--- Exercise data ---
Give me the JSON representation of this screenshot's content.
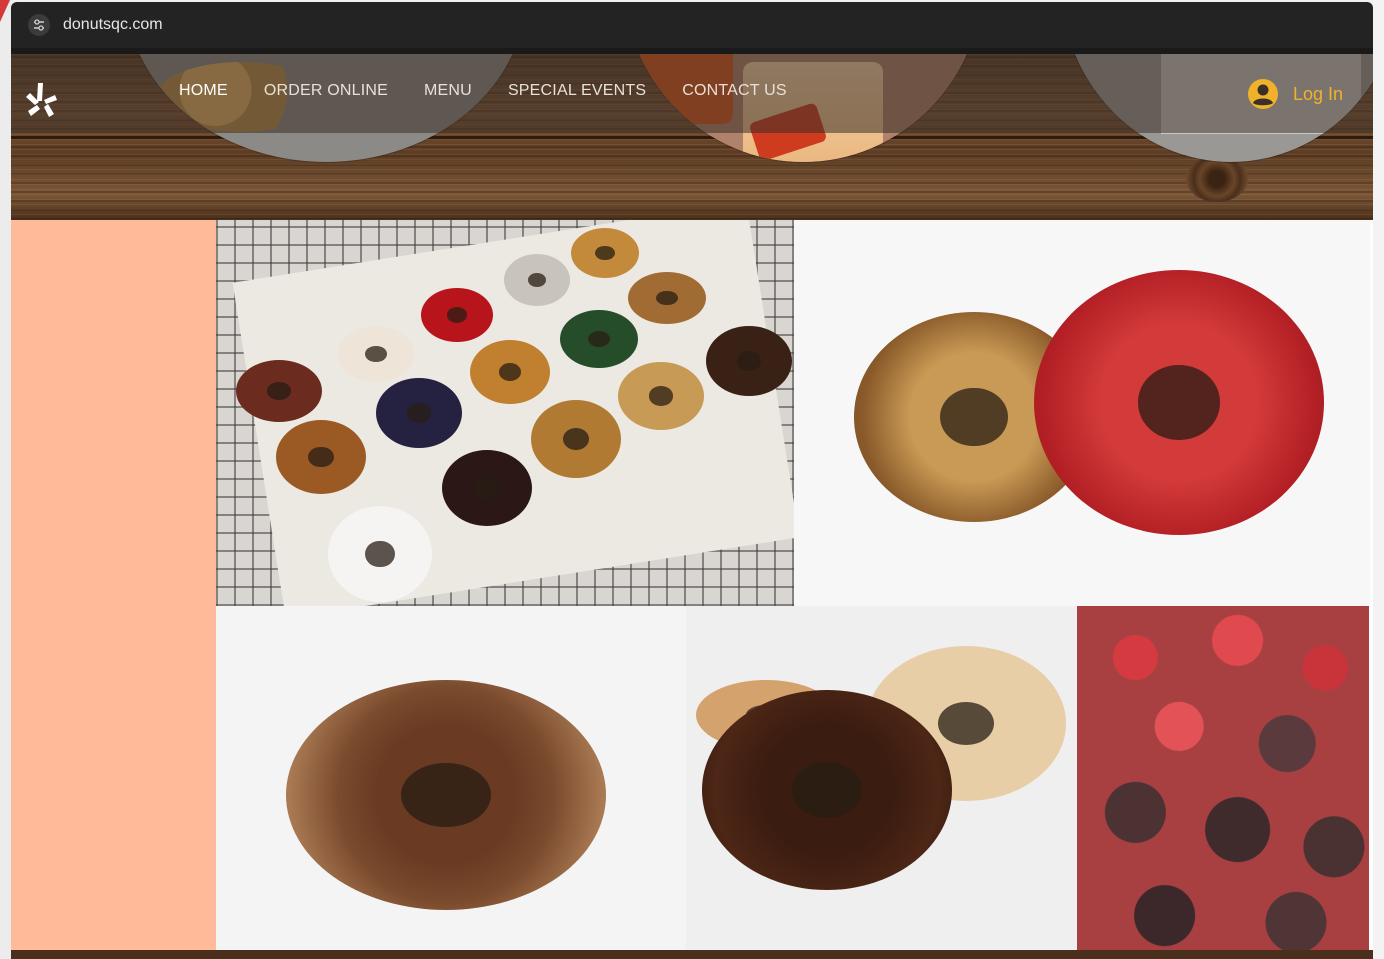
{
  "browser": {
    "url": "donutsqc.com"
  },
  "nav": {
    "items": [
      {
        "label": "HOME",
        "active": true
      },
      {
        "label": "ORDER ONLINE",
        "active": false
      },
      {
        "label": "MENU",
        "active": false
      },
      {
        "label": "SPECIAL EVENTS",
        "active": false
      },
      {
        "label": "CONTACT US",
        "active": false
      }
    ],
    "login_label": "Log In",
    "logo_icon": "yelp-burst-icon",
    "avatar_icon": "user-avatar-icon"
  },
  "colors": {
    "side_panel": "#ffbb99",
    "login_accent": "#f0b22b"
  },
  "gallery": {
    "images": [
      "tray-of-assorted-donuts-photo",
      "nut-topped-and-red-glazed-donuts-photo",
      "glazed-chocolate-old-fashioned-donut-photo",
      "chocolate-frosted-and-sugar-donuts-photo",
      "donut-holes-red-and-chocolate-photo"
    ]
  }
}
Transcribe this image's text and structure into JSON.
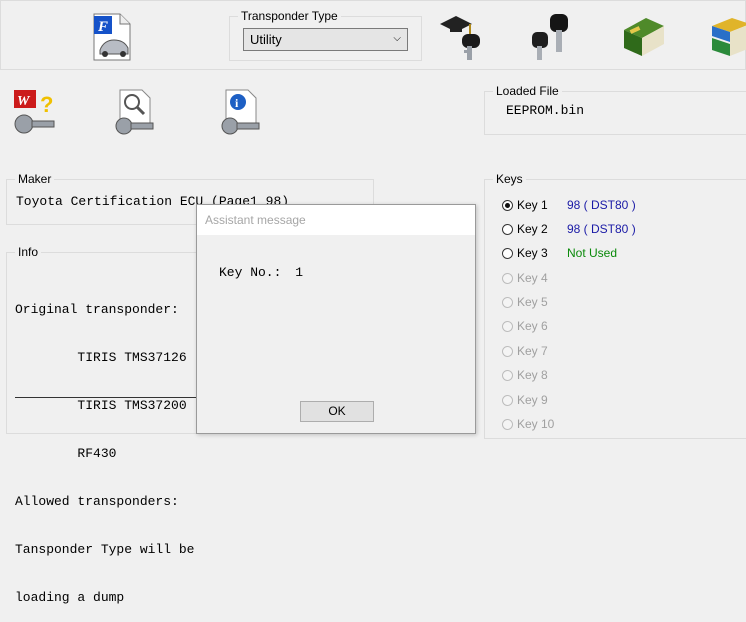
{
  "transponder": {
    "label": "Transponder Type",
    "selected": "Utility"
  },
  "loaded_file": {
    "label": "Loaded File",
    "value": "EEPROM.bin"
  },
  "maker": {
    "label": "Maker",
    "value": "Toyota Certification ECU (Page1 98)"
  },
  "info": {
    "label": "Info",
    "lines": [
      "Original transponder:",
      "        TIRIS TMS37126",
      "        TIRIS TMS37200",
      "        RF430",
      "Allowed transponders:",
      "Tansponder Type will be",
      "loading a dump"
    ]
  },
  "keys": {
    "label": "Keys",
    "items": [
      {
        "label": "Key 1",
        "value": "98 ( DST80 )",
        "checked": true,
        "enabled": true
      },
      {
        "label": "Key 2",
        "value": "98 ( DST80 )",
        "checked": false,
        "enabled": true
      },
      {
        "label": "Key 3",
        "value": "Not Used",
        "checked": false,
        "enabled": true
      },
      {
        "label": "Key 4",
        "value": "",
        "checked": false,
        "enabled": false
      },
      {
        "label": "Key 5",
        "value": "",
        "checked": false,
        "enabled": false
      },
      {
        "label": "Key 6",
        "value": "",
        "checked": false,
        "enabled": false
      },
      {
        "label": "Key 7",
        "value": "",
        "checked": false,
        "enabled": false
      },
      {
        "label": "Key 8",
        "value": "",
        "checked": false,
        "enabled": false
      },
      {
        "label": "Key 9",
        "value": "",
        "checked": false,
        "enabled": false
      },
      {
        "label": "Key 10",
        "value": "",
        "checked": false,
        "enabled": false
      }
    ]
  },
  "dialog": {
    "title": "Assistant message",
    "message_label": "Key No.:",
    "message_value": "1",
    "ok_label": "OK"
  },
  "colors": {
    "key_value_blue": "#1a1aa6",
    "not_used_green": "#0a8a0a"
  }
}
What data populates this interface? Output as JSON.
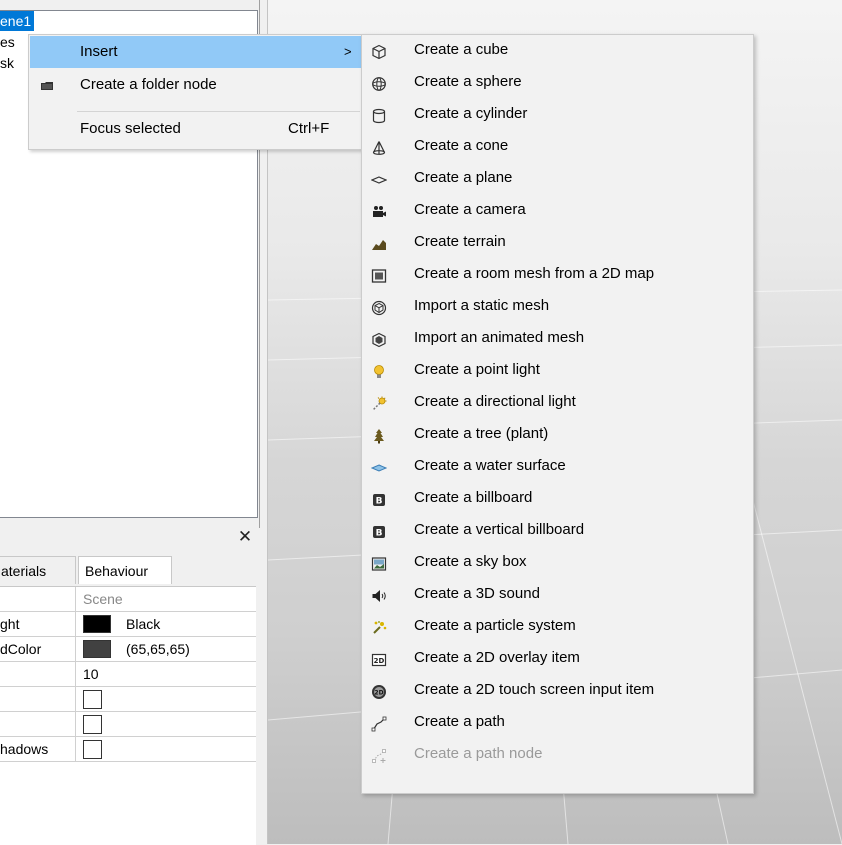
{
  "scene_tree": {
    "items": [
      {
        "label": "ene1",
        "selected": true
      },
      {
        "label": "es"
      },
      {
        "label": "sk"
      }
    ]
  },
  "context_menu": {
    "items": [
      {
        "label": "Insert",
        "has_submenu": true,
        "highlighted": true
      },
      {
        "label": "Create a folder node",
        "icon": "folder-icon"
      },
      {
        "label": "Focus selected",
        "shortcut": "Ctrl+F"
      }
    ]
  },
  "insert_submenu": {
    "items": [
      {
        "label": "Create a cube",
        "icon": "cube-icon"
      },
      {
        "label": "Create a sphere",
        "icon": "sphere-icon"
      },
      {
        "label": "Create a cylinder",
        "icon": "cylinder-icon"
      },
      {
        "label": "Create a cone",
        "icon": "cone-icon"
      },
      {
        "label": "Create a plane",
        "icon": "plane-icon"
      },
      {
        "label": "Create a camera",
        "icon": "camera-icon"
      },
      {
        "label": "Create terrain",
        "icon": "terrain-icon"
      },
      {
        "label": "Create a room mesh from a 2D map",
        "icon": "room-mesh-icon"
      },
      {
        "label": "Import a static mesh",
        "icon": "static-mesh-icon"
      },
      {
        "label": "Import an animated mesh",
        "icon": "animated-mesh-icon"
      },
      {
        "label": "Create a point light",
        "icon": "light-bulb-icon"
      },
      {
        "label": "Create a directional light",
        "icon": "directional-light-icon"
      },
      {
        "label": "Create a tree (plant)",
        "icon": "tree-icon"
      },
      {
        "label": "Create a water surface",
        "icon": "water-surface-icon"
      },
      {
        "label": "Create a billboard",
        "icon": "billboard-icon"
      },
      {
        "label": "Create a vertical billboard",
        "icon": "vertical-billboard-icon"
      },
      {
        "label": "Create a sky box",
        "icon": "sky-box-icon"
      },
      {
        "label": "Create a 3D sound",
        "icon": "speaker-icon"
      },
      {
        "label": "Create a particle system",
        "icon": "particle-system-icon"
      },
      {
        "label": "Create a 2D overlay item",
        "icon": "overlay-2d-icon"
      },
      {
        "label": "Create a 2D touch screen input item",
        "icon": "touch-input-2d-icon"
      },
      {
        "label": "Create a path",
        "icon": "path-icon"
      },
      {
        "label": "Create a path node",
        "icon": "path-node-icon",
        "disabled": true
      }
    ]
  },
  "properties_panel": {
    "close_glyph": "✕",
    "tabs": [
      {
        "label": "aterials"
      },
      {
        "label": "Behaviour",
        "active": true
      }
    ],
    "rows": [
      {
        "name": "",
        "value": "Scene",
        "muted": true
      },
      {
        "name": "ght",
        "value": "Black",
        "swatch": "#000000"
      },
      {
        "name": "dColor",
        "value": "(65,65,65)",
        "swatch": "#414141"
      },
      {
        "name": "",
        "value": "10"
      },
      {
        "name": "",
        "value": "",
        "checkbox": false
      },
      {
        "name": "",
        "value": "",
        "checkbox": false
      },
      {
        "name": "hadows",
        "value": "",
        "checkbox": false
      }
    ]
  },
  "colors": {
    "selection": "#0078d7",
    "menu_highlight": "#91c9f7",
    "menu_background": "#f2f2f2"
  }
}
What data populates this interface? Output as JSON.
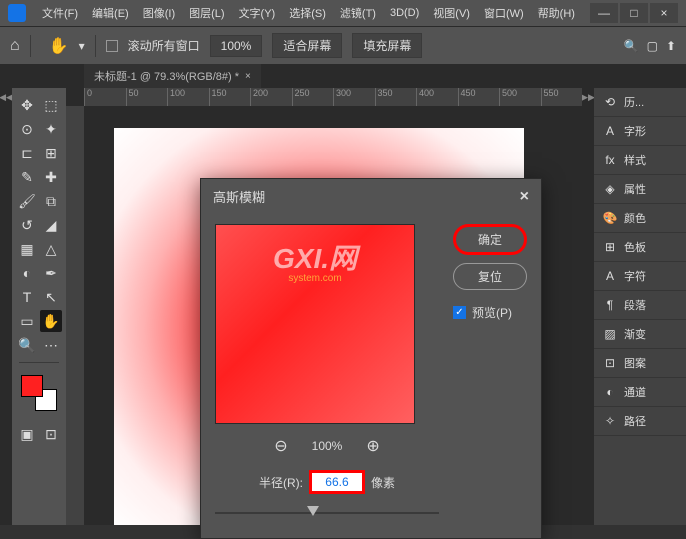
{
  "menu": {
    "items": [
      "文件(F)",
      "编辑(E)",
      "图像(I)",
      "图层(L)",
      "文字(Y)",
      "选择(S)",
      "滤镜(T)",
      "3D(D)",
      "视图(V)",
      "窗口(W)",
      "帮助(H)"
    ]
  },
  "options": {
    "scroll_all": "滚动所有窗口",
    "zoom": "100%",
    "fit_screen": "适合屏幕",
    "fill_screen": "填充屏幕"
  },
  "document": {
    "tab": "未标题-1 @ 79.3%(RGB/8#) *"
  },
  "ruler": {
    "marks": [
      "0",
      "50",
      "100",
      "150",
      "200",
      "250",
      "300",
      "350",
      "400",
      "450",
      "500",
      "550"
    ]
  },
  "panels": {
    "items": [
      {
        "icon": "⟲",
        "label": "历..."
      },
      {
        "icon": "A",
        "label": "字形"
      },
      {
        "icon": "fx",
        "label": "样式"
      },
      {
        "icon": "◈",
        "label": "属性"
      },
      {
        "icon": "🎨",
        "label": "颜色"
      },
      {
        "icon": "⊞",
        "label": "色板"
      },
      {
        "icon": "A",
        "label": "字符"
      },
      {
        "icon": "¶",
        "label": "段落"
      },
      {
        "icon": "▨",
        "label": "渐变"
      },
      {
        "icon": "⊡",
        "label": "图案"
      },
      {
        "icon": "◐",
        "label": "通道"
      },
      {
        "icon": "✧",
        "label": "路径"
      }
    ]
  },
  "dialog": {
    "title": "高斯模糊",
    "ok": "确定",
    "reset": "复位",
    "preview": "预览(P)",
    "zoom": "100%",
    "radius_label": "半径(R):",
    "radius_value": "66.6",
    "radius_unit": "像素",
    "watermark": {
      "line1": "GXI.网",
      "line2": "system.com"
    }
  }
}
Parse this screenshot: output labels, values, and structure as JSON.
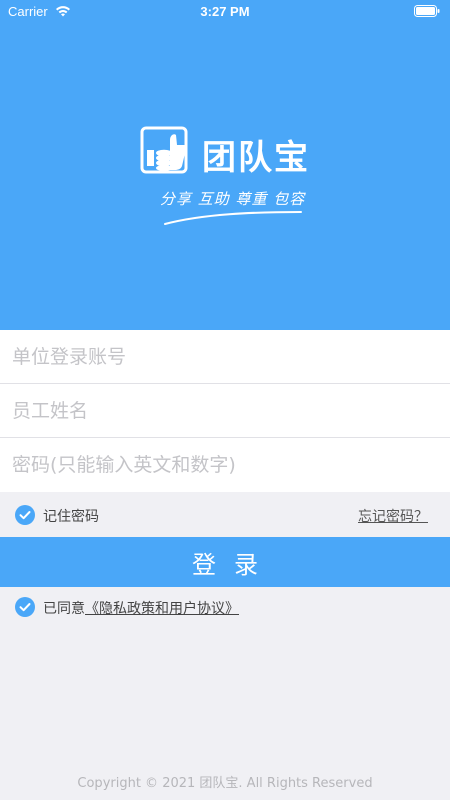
{
  "status_bar": {
    "carrier": "Carrier",
    "time": "3:27 PM"
  },
  "brand": {
    "app_name": "团队宝",
    "slogan": "分享 互助 尊重 包容"
  },
  "form": {
    "account_placeholder": "单位登录账号",
    "name_placeholder": "员工姓名",
    "password_placeholder": "密码(只能输入英文和数字)"
  },
  "options": {
    "remember_label": "记住密码",
    "forgot_label": "忘记密码？",
    "remember_checked": true
  },
  "login": {
    "button_label": "登录"
  },
  "agreement": {
    "prefix": "已同意",
    "link": "《隐私政策和用户协议》",
    "checked": true
  },
  "footer": {
    "copyright": "Copyright © 2021 团队宝. All Rights Reserved"
  },
  "colors": {
    "primary": "#4aa7f8",
    "background": "#f0f0f4"
  }
}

--- To do ---
Give again the lines from the line that contains "Parse this screenshot: output" through the last line of the material above, exactly and with both ends included. Omit the pictures.

--- Result of the exercise ---
Parse this screenshot: output labels, values, and structure as JSON.
{
  "status_bar": {
    "carrier": "Carrier",
    "time": "3:27 PM"
  },
  "brand": {
    "app_name": "团队宝",
    "slogan": "分享 互助 尊重 包容"
  },
  "form": {
    "account_placeholder": "单位登录账号",
    "name_placeholder": "员工姓名",
    "password_placeholder": "密码(只能输入英文和数字)"
  },
  "options": {
    "remember_label": "记住密码",
    "forgot_label": "忘记密码？",
    "remember_checked": true
  },
  "login": {
    "button_label": "登录"
  },
  "agreement": {
    "prefix": "已同意",
    "link": "《隐私政策和用户协议》",
    "checked": true
  },
  "footer": {
    "copyright": "Copyright © 2021 团队宝. All Rights Reserved"
  },
  "colors": {
    "primary": "#4aa7f8",
    "background": "#f0f0f4"
  }
}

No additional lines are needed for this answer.